(Stored records)
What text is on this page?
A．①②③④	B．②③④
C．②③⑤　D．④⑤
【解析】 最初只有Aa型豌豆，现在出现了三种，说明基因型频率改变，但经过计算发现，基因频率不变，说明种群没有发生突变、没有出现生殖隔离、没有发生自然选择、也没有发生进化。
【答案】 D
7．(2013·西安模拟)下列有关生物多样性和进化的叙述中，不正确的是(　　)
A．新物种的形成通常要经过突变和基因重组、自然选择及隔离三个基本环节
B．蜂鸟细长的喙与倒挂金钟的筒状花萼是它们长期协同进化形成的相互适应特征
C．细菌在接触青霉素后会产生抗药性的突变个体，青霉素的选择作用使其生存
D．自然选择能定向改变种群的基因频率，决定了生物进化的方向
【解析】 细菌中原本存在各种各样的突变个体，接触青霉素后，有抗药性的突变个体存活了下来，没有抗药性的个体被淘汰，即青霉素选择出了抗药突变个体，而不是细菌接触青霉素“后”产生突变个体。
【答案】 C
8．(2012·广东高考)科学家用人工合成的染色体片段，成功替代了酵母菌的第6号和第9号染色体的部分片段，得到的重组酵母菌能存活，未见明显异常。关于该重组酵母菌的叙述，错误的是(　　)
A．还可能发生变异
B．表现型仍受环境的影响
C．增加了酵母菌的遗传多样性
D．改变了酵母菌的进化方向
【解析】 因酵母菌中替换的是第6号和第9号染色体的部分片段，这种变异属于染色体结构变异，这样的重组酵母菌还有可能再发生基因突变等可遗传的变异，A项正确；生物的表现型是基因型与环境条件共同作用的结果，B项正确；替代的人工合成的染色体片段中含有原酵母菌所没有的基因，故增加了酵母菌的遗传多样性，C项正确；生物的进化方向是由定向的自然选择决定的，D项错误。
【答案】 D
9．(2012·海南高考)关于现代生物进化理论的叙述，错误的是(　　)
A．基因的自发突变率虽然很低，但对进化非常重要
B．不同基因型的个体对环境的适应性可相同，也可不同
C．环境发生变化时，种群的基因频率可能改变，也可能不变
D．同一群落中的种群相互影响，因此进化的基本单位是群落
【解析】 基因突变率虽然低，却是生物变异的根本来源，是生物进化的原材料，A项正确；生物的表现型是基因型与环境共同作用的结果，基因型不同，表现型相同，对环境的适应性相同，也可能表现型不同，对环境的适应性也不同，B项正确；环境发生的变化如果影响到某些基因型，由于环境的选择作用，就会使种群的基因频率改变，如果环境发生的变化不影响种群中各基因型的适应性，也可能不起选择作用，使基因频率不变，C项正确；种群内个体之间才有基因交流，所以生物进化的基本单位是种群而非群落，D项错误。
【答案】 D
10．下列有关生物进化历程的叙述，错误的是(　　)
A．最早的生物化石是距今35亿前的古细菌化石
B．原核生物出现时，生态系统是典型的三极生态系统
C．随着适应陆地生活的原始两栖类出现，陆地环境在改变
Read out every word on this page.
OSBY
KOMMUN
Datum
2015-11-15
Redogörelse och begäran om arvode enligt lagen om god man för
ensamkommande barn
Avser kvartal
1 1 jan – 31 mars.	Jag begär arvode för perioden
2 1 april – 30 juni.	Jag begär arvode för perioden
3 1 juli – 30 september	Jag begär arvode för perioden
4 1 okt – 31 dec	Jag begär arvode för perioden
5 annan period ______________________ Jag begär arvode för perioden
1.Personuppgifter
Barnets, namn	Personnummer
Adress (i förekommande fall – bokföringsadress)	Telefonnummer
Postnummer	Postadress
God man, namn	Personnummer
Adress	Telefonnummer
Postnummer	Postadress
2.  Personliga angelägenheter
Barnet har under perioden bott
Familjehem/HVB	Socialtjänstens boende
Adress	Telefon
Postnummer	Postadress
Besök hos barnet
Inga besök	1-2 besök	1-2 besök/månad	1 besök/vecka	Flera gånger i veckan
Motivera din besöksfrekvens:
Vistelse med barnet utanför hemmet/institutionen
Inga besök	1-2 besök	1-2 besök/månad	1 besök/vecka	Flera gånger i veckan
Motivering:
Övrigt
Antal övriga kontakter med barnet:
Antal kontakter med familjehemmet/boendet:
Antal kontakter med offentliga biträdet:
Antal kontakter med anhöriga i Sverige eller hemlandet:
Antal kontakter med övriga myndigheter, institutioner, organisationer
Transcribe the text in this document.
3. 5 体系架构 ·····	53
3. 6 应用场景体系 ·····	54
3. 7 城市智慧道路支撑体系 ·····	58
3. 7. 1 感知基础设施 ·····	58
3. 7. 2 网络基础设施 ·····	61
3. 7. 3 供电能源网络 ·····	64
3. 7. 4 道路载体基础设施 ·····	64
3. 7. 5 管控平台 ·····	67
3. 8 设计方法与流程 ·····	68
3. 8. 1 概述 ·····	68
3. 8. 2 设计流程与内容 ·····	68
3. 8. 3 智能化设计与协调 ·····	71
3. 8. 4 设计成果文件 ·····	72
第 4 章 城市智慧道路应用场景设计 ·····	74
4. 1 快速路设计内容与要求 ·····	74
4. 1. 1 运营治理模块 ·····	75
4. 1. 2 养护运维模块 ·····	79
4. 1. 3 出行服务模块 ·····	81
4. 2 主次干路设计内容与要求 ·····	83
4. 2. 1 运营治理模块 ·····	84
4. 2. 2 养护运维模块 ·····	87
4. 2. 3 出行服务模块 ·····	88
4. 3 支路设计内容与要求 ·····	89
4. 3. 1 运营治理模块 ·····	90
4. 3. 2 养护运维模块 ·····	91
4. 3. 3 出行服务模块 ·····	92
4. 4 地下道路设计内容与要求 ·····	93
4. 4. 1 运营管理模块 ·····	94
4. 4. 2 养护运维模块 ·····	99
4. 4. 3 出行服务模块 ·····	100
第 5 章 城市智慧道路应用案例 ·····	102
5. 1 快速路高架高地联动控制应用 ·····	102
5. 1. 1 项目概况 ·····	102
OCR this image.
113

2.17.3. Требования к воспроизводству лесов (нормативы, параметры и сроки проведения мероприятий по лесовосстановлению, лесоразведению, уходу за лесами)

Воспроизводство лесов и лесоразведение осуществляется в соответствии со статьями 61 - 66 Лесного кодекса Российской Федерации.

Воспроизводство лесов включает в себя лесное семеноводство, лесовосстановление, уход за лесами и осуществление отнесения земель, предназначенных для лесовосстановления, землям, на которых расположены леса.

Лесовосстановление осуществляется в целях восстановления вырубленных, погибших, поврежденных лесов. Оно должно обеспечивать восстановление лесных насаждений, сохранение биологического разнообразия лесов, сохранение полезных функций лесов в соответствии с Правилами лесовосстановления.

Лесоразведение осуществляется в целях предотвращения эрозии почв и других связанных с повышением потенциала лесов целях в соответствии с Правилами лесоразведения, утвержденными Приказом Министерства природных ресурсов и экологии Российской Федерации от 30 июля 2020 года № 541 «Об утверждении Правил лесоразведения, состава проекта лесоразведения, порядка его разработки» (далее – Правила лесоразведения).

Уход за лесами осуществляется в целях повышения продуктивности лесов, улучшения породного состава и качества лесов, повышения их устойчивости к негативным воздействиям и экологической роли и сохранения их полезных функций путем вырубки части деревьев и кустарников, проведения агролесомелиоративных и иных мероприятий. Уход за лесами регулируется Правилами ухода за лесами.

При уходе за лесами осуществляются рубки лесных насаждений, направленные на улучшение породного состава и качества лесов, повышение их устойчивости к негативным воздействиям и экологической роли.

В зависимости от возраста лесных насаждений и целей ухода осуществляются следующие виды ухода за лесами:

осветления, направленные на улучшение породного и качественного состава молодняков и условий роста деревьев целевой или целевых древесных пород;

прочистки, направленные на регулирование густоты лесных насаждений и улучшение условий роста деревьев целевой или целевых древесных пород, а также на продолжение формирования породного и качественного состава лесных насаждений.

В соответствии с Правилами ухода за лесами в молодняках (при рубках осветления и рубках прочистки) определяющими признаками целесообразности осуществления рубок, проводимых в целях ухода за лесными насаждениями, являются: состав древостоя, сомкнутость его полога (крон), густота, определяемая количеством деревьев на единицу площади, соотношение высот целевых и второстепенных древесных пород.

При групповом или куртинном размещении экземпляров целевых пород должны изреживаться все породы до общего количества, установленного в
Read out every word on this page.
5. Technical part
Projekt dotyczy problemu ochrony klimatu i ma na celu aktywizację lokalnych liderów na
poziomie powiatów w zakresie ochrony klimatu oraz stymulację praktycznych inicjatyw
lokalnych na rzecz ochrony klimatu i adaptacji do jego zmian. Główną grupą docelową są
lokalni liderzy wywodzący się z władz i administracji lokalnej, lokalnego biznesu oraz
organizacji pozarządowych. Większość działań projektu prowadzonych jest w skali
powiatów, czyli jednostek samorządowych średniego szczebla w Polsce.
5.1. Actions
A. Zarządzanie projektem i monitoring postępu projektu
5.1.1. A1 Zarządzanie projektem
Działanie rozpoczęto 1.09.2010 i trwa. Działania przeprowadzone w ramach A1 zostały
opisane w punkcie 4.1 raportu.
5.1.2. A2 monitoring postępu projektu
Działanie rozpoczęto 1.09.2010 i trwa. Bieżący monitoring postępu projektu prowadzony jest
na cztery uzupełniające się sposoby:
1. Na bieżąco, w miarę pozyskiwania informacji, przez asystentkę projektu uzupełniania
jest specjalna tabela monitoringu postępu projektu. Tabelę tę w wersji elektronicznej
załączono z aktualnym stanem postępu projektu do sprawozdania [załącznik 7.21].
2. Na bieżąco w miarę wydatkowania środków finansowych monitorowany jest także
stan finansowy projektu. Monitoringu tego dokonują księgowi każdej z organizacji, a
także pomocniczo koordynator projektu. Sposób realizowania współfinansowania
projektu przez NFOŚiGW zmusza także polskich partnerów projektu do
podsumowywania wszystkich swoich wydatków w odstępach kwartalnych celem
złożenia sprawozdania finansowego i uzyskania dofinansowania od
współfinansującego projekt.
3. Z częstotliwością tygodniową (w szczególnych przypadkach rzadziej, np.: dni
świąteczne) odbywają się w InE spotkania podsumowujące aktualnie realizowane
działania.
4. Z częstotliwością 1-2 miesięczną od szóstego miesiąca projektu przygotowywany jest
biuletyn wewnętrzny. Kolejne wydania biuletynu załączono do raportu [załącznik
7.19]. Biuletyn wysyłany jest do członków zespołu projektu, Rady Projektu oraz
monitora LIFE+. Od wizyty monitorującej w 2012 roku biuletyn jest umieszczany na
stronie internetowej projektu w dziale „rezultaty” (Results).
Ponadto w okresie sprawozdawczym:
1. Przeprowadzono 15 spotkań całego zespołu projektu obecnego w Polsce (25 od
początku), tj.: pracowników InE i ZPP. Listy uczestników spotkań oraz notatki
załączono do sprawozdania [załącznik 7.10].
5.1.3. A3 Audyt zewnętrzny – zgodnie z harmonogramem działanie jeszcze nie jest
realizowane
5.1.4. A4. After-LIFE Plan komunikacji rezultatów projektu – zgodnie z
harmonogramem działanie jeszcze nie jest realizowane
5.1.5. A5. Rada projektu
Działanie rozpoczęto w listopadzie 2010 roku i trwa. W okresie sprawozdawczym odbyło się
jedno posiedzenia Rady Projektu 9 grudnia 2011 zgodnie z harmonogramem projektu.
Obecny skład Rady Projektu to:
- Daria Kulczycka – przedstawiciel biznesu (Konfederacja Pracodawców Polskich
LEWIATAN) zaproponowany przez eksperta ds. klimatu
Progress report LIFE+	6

_STATED EXERCISE_.
Select the lines in this material that hold the word "text", leaving none out.

_CORRECT OUTPUT_.
What text is on this page?
Transcribe the text in this document.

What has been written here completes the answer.